*YOUR OBJECTIVE*: Wherever the string "title" shows up in a line, count that line. Give the total alone.

*TASK DATA*:
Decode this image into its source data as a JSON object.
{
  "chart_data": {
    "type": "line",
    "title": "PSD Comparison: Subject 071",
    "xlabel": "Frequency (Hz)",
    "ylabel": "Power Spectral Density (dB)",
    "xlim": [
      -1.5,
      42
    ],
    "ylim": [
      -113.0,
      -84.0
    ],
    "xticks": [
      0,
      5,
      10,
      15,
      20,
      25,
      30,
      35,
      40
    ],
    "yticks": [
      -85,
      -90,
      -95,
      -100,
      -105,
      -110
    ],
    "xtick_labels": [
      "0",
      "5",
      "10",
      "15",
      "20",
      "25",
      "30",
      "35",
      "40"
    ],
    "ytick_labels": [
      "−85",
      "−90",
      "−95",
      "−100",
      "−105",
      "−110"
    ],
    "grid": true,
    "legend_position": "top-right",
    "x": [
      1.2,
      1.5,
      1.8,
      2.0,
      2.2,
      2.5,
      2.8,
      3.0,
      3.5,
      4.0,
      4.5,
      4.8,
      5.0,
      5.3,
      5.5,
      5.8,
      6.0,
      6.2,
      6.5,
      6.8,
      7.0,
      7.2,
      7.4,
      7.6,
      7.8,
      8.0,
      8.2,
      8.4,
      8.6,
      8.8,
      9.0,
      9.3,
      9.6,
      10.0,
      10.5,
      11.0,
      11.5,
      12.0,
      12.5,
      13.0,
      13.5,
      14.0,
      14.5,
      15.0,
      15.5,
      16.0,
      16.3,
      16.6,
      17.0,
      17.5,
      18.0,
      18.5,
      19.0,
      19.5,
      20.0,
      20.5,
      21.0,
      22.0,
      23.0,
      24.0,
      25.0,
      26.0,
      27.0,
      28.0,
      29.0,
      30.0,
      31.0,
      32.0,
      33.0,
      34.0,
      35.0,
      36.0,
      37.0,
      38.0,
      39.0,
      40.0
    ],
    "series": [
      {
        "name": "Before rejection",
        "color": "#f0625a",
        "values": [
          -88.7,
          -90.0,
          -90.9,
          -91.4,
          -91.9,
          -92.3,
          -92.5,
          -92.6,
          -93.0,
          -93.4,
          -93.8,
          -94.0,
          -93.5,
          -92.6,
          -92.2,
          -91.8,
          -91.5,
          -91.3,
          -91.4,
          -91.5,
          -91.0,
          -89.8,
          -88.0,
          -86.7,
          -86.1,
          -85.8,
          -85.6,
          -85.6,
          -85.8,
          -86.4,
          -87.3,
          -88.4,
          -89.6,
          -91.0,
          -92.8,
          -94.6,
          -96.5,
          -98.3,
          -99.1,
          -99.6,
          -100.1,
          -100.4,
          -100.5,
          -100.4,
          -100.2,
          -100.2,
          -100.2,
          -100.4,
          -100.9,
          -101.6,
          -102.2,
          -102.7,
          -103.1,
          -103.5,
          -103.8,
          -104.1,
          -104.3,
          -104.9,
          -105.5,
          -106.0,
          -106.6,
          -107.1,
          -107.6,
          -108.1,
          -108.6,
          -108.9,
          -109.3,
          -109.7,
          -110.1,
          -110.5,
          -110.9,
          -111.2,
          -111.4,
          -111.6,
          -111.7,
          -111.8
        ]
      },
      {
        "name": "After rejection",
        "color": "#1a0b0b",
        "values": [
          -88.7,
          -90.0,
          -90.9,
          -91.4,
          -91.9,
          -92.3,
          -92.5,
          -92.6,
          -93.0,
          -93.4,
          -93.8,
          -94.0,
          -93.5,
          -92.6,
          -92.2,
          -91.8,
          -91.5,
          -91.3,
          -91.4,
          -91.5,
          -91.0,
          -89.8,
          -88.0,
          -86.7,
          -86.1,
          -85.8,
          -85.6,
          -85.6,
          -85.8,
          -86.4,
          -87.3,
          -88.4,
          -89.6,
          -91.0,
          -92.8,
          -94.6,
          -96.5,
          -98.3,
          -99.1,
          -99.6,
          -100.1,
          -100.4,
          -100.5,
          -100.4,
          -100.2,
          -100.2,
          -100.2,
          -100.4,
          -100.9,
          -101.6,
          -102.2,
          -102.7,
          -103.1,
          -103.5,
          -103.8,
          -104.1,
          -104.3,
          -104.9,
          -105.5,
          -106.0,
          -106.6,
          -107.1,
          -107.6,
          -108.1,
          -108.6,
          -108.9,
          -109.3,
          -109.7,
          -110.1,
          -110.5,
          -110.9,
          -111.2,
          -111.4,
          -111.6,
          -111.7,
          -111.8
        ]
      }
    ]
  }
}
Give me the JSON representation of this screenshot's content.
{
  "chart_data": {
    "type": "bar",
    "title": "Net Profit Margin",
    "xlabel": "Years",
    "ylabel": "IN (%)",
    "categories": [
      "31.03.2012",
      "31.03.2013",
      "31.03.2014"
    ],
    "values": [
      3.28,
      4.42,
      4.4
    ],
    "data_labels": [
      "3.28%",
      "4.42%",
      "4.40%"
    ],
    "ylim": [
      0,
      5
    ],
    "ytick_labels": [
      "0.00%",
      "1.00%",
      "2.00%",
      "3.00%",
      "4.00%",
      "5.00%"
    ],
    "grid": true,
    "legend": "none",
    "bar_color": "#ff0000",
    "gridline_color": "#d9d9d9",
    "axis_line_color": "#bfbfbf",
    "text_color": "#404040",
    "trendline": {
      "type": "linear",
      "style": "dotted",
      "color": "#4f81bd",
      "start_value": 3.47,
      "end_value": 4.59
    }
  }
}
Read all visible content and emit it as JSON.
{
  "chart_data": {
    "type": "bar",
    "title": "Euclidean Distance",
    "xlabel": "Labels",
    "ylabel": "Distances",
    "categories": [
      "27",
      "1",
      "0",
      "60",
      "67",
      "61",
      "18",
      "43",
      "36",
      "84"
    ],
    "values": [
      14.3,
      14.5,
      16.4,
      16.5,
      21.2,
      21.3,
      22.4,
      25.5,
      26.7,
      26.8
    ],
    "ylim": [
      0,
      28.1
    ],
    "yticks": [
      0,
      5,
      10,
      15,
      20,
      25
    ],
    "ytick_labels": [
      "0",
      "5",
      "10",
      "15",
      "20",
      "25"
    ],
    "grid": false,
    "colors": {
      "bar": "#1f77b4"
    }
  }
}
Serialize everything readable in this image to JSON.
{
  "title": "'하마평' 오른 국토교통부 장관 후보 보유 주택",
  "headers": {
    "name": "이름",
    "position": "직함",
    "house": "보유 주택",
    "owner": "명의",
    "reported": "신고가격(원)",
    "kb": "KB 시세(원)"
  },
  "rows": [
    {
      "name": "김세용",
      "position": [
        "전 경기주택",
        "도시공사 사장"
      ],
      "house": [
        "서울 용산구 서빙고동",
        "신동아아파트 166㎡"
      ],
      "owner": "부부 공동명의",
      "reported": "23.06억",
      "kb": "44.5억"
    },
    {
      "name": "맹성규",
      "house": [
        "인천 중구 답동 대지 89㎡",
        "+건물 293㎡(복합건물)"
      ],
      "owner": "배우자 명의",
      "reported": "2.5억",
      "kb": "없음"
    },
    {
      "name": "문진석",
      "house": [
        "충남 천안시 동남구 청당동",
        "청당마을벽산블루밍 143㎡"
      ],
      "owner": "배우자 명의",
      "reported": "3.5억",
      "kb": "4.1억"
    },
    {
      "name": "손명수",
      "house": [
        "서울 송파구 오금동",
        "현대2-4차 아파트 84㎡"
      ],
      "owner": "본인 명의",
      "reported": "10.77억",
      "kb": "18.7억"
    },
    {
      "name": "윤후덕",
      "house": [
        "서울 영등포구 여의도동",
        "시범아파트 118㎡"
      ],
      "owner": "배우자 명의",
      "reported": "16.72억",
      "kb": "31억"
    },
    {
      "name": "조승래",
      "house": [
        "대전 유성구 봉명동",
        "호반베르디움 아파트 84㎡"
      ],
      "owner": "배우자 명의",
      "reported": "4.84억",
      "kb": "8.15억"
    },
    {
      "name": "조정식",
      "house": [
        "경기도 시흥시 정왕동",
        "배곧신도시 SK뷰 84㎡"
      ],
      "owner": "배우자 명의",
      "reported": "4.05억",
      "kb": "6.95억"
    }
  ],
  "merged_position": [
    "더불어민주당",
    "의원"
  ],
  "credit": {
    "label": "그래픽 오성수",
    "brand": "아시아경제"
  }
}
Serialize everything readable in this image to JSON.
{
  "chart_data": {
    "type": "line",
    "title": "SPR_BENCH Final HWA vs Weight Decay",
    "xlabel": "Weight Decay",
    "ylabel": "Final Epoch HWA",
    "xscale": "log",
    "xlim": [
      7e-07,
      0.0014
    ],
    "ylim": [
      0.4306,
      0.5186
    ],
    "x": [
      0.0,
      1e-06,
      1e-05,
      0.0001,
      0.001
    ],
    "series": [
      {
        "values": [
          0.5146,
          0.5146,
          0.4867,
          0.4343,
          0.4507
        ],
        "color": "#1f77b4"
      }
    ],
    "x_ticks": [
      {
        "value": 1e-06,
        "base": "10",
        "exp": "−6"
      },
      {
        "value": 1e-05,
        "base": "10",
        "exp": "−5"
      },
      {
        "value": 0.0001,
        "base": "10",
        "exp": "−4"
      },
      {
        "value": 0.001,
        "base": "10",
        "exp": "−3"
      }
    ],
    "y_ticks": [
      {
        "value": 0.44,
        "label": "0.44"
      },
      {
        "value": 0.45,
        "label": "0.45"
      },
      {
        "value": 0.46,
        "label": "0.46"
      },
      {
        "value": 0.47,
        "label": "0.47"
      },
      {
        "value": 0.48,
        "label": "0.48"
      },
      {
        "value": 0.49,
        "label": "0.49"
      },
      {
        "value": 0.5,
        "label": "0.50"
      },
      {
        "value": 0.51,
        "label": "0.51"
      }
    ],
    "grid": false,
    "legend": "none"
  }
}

*SOLUTION TO THIS EXERCISE*: 5